▶ [THE RECORDS]:
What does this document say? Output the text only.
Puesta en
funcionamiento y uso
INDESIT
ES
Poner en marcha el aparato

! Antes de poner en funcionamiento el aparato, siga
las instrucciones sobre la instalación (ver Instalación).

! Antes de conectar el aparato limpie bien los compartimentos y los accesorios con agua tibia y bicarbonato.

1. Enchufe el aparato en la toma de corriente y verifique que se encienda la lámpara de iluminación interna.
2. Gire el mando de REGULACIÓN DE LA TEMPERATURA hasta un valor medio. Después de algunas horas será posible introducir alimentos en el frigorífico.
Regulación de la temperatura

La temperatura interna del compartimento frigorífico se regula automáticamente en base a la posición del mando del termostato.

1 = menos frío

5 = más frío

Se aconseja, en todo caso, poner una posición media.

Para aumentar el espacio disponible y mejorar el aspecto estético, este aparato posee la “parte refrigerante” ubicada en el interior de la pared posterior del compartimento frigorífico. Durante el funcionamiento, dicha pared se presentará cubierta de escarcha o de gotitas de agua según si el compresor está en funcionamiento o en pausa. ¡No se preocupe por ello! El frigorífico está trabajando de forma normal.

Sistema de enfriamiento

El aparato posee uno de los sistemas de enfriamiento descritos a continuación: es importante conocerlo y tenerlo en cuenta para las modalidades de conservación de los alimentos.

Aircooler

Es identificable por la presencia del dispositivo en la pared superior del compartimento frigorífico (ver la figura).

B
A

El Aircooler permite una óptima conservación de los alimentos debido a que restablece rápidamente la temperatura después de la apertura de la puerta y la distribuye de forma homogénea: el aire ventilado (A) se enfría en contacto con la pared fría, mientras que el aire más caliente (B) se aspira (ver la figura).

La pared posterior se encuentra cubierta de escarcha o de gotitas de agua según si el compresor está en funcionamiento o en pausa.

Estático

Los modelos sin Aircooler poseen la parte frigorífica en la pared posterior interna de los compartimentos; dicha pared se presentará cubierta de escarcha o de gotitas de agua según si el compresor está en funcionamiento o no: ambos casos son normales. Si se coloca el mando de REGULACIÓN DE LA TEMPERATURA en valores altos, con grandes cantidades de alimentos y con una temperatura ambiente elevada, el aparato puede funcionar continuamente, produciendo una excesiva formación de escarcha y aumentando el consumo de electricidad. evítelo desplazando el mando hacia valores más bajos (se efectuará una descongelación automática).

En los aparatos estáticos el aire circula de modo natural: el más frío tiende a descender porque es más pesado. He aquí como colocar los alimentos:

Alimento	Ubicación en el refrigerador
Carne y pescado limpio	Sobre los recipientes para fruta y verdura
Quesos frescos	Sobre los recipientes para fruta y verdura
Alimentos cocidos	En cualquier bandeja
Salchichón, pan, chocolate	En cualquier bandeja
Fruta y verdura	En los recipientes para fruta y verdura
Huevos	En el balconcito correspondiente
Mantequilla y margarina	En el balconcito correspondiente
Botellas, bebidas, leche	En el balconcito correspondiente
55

▶ [WRITTEN PROBLEM]:
Count each line with "verdura" in it and report that figure by itself.

▶ [SOLUTION TO THE EXERCISE]:
3